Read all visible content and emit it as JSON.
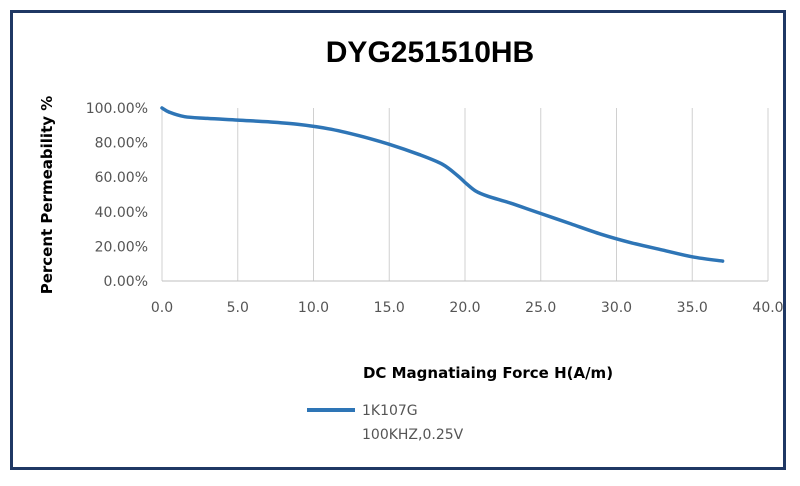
{
  "chart_data": {
    "type": "line",
    "title": "DYG251510HB",
    "xlabel": "DC Magnatiaing Force H(A/m)",
    "ylabel": "Percent Permeability %",
    "xlim": [
      0,
      40
    ],
    "ylim": [
      0,
      100
    ],
    "x_ticks": [
      "0.0",
      "5.0",
      "10.0",
      "15.0",
      "20.0",
      "25.0",
      "30.0",
      "35.0",
      "40.0"
    ],
    "y_ticks": [
      "0.00%",
      "20.00%",
      "40.00%",
      "60.00%",
      "80.00%",
      "100.00%"
    ],
    "grid": "vertical",
    "legend_position": "bottom-left",
    "series": [
      {
        "name": "1K107G",
        "color": "#2e75b6",
        "x": [
          0,
          0.5,
          1.5,
          3,
          5,
          7,
          9,
          11,
          13,
          15,
          17,
          18.5,
          19.5,
          20,
          20.7,
          21.5,
          23,
          25,
          27,
          29,
          31,
          33,
          35,
          37
        ],
        "y": [
          100,
          97.5,
          95,
          94,
          93,
          92,
          90.5,
          88,
          84,
          79,
          73,
          67.5,
          61,
          57,
          52,
          49,
          45,
          39,
          33,
          27,
          22,
          18,
          14,
          11.5
        ]
      }
    ]
  },
  "legend": {
    "label": "1K107G",
    "note": "100KHZ,0.25V"
  }
}
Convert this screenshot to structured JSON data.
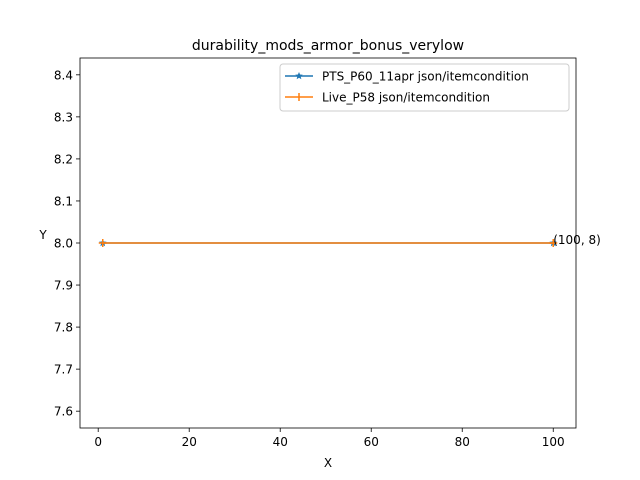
{
  "chart_data": {
    "type": "line",
    "title": "durability_mods_armor_bonus_verylow",
    "xlabel": "X",
    "ylabel": "Y",
    "xlim": [
      -4,
      105
    ],
    "ylim": [
      7.56,
      8.44
    ],
    "xticks": [
      0,
      20,
      40,
      60,
      80,
      100
    ],
    "yticks": [
      7.6,
      7.7,
      7.8,
      7.9,
      8.0,
      8.1,
      8.2,
      8.3,
      8.4
    ],
    "xtick_labels": [
      "0",
      "20",
      "40",
      "60",
      "80",
      "100"
    ],
    "ytick_labels": [
      "7.6",
      "7.7",
      "7.8",
      "7.9",
      "8.0",
      "8.1",
      "8.2",
      "8.3",
      "8.4"
    ],
    "legend_position": "top-right",
    "grid": false,
    "series": [
      {
        "name": "PTS_P60_11apr json/itemcondition",
        "color": "#1f77b4",
        "marker": "star",
        "x": [
          1,
          100
        ],
        "y": [
          8,
          8
        ]
      },
      {
        "name": "Live_P58 json/itemcondition",
        "color": "#ff7f0e",
        "marker": "plus",
        "x": [
          1,
          100
        ],
        "y": [
          8,
          8
        ]
      }
    ],
    "annotations": [
      {
        "text": "(100, 8)",
        "x": 100,
        "y": 8
      }
    ]
  }
}
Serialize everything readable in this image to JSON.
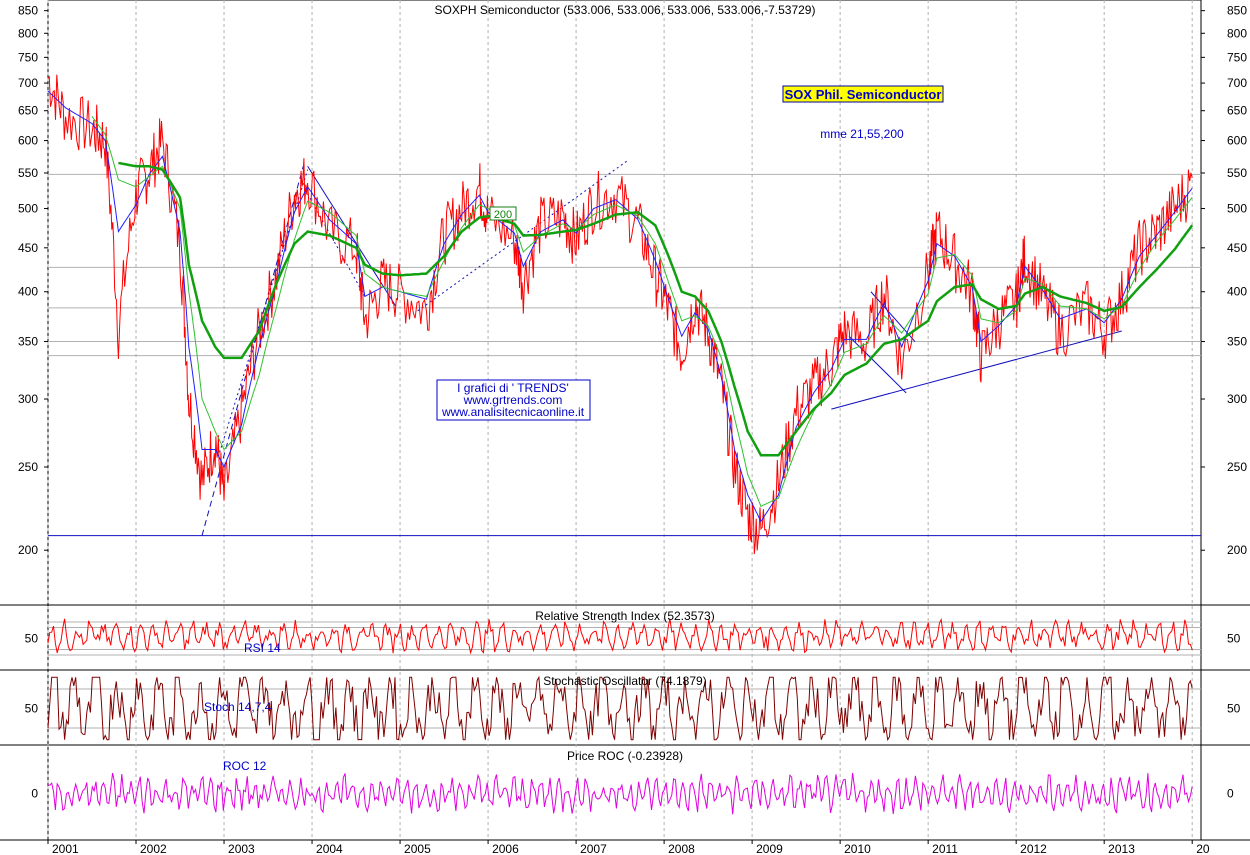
{
  "colors": {
    "price": "#ff0000",
    "ma_fast": "#2020ff",
    "ma_mid": "#30c030",
    "ma_slow": "#10a010",
    "rsi": "#ff0000",
    "stoch": "#800000",
    "roc": "#e000e0",
    "trend": "#1010c0",
    "grid": "#b0b0b0",
    "title_box_bg": "#ffff00"
  },
  "chart_data": [
    {
      "type": "line",
      "panel": "price",
      "title": "SOXPH Semiconductor (533.006, 533.006, 533.006, 533.006,-7.53729)",
      "badge": "SOX Phil. Semiconductor",
      "ma_label": "mme 21,55,200",
      "ma200_tag": "200",
      "watermark": [
        "I grafici di ' TRENDS'",
        "www.grtrends.com",
        "www.analisitecnicaonline.it"
      ],
      "y_scale": "log",
      "ylim": [
        175,
        870
      ],
      "y_ticks": [
        850,
        800,
        750,
        700,
        650,
        600,
        550,
        500,
        450,
        400,
        350,
        300,
        250,
        200
      ],
      "x_range": [
        2001.0,
        2014.1
      ],
      "x_ticks": [
        "2001",
        "2002",
        "2003",
        "2004",
        "2005",
        "2006",
        "2007",
        "2008",
        "2009",
        "2010",
        "2011",
        "2012",
        "2013",
        "20"
      ],
      "horizontal_lines": [
        548,
        427,
        383,
        350,
        337,
        208
      ],
      "x": [
        2001.0,
        2001.2,
        2001.5,
        2001.65,
        2001.8,
        2002.0,
        2002.15,
        2002.3,
        2002.5,
        2002.6,
        2002.75,
        2002.9,
        2003.0,
        2003.2,
        2003.4,
        2003.6,
        2003.8,
        2003.95,
        2004.2,
        2004.5,
        2004.6,
        2004.8,
        2005.0,
        2005.3,
        2005.5,
        2005.7,
        2005.9,
        2006.0,
        2006.3,
        2006.4,
        2006.6,
        2006.85,
        2007.0,
        2007.2,
        2007.45,
        2007.7,
        2007.9,
        2008.05,
        2008.2,
        2008.35,
        2008.5,
        2008.65,
        2008.8,
        2008.95,
        2009.1,
        2009.3,
        2009.5,
        2009.7,
        2009.9,
        2010.05,
        2010.3,
        2010.5,
        2010.7,
        2011.0,
        2011.1,
        2011.3,
        2011.5,
        2011.6,
        2011.8,
        2012.0,
        2012.1,
        2012.3,
        2012.5,
        2012.8,
        2013.0,
        2013.2,
        2013.4,
        2013.6,
        2013.8,
        2014.0
      ],
      "series": [
        {
          "values": [
            710,
            640,
            620,
            600,
            360,
            520,
            555,
            600,
            450,
            300,
            240,
            270,
            230,
            290,
            360,
            420,
            520,
            545,
            470,
            450,
            370,
            410,
            400,
            380,
            465,
            500,
            530,
            490,
            460,
            410,
            480,
            490,
            460,
            510,
            520,
            480,
            420,
            380,
            340,
            390,
            360,
            310,
            250,
            220,
            210,
            240,
            290,
            310,
            330,
            360,
            350,
            400,
            330,
            420,
            470,
            435,
            400,
            335,
            370,
            390,
            440,
            395,
            360,
            385,
            360,
            395,
            450,
            470,
            500,
            535
          ]
        }
      ],
      "ma_fast": [
        685,
        655,
        628,
        600,
        470,
        505,
        548,
        575,
        470,
        345,
        262,
        262,
        250,
        280,
        345,
        410,
        495,
        530,
        485,
        455,
        395,
        405,
        400,
        392,
        455,
        492,
        518,
        495,
        468,
        428,
        470,
        485,
        468,
        500,
        512,
        486,
        435,
        392,
        355,
        378,
        362,
        318,
        262,
        232,
        216,
        232,
        278,
        305,
        325,
        352,
        352,
        388,
        345,
        412,
        455,
        440,
        405,
        350,
        365,
        385,
        428,
        402,
        372,
        382,
        368,
        392,
        440,
        466,
        495,
        528
      ],
      "ma_mid": [
        null,
        null,
        640,
        610,
        540,
        530,
        545,
        560,
        500,
        400,
        300,
        275,
        262,
        275,
        320,
        385,
        460,
        510,
        495,
        465,
        420,
        405,
        400,
        395,
        435,
        475,
        505,
        500,
        478,
        445,
        465,
        480,
        472,
        492,
        505,
        490,
        455,
        410,
        370,
        375,
        365,
        335,
        285,
        245,
        225,
        230,
        262,
        290,
        312,
        340,
        348,
        375,
        358,
        398,
        438,
        442,
        418,
        372,
        368,
        380,
        415,
        408,
        385,
        382,
        372,
        385,
        425,
        458,
        485,
        515
      ],
      "ma_slow": [
        null,
        null,
        null,
        null,
        565,
        560,
        560,
        555,
        515,
        430,
        370,
        345,
        335,
        335,
        360,
        410,
        455,
        470,
        465,
        450,
        430,
        420,
        418,
        420,
        440,
        470,
        488,
        490,
        480,
        465,
        466,
        470,
        472,
        480,
        492,
        495,
        478,
        440,
        400,
        395,
        380,
        350,
        310,
        275,
        258,
        258,
        275,
        292,
        305,
        320,
        330,
        348,
        352,
        370,
        390,
        405,
        408,
        392,
        382,
        385,
        398,
        405,
        395,
        388,
        380,
        384,
        405,
        425,
        448,
        478
      ]
    },
    {
      "type": "line",
      "panel": "rsi",
      "title": "Relative Strength Index (52.3573)",
      "label": "RSI 14",
      "ylim": [
        0,
        100
      ],
      "y_ticks": [
        50
      ],
      "grid_levels": [
        80,
        70,
        30,
        20
      ]
    },
    {
      "type": "line",
      "panel": "stoch",
      "title": "Stochastic Oscillator (74.1879)",
      "label": "Stoch 14,7,4",
      "ylim": [
        0,
        100
      ],
      "y_ticks": [
        50
      ],
      "grid_levels": [
        80,
        20
      ]
    },
    {
      "type": "line",
      "panel": "roc",
      "title": "Price ROC (-0.23928)",
      "label": "ROC 12",
      "ylim": [
        -50,
        50
      ],
      "y_ticks": [
        0
      ]
    }
  ]
}
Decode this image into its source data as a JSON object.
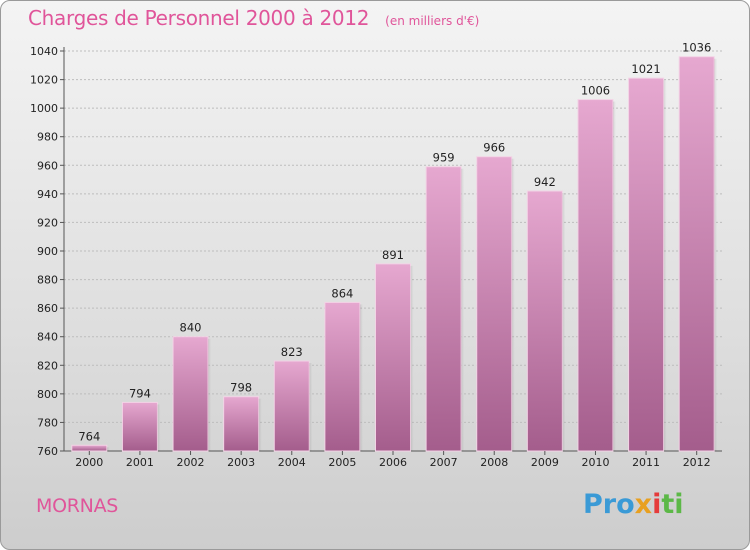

> **TASK GOAL**: Looking at the data above, show all lines where the word "name" occurs.

> **RESPONSE TO THIS EXERCISE**:
        "name": "1K107G",
        "name": "PTS_P60_11apr json/itemcondition",
        "name": "Live_P58 json/itemcondition",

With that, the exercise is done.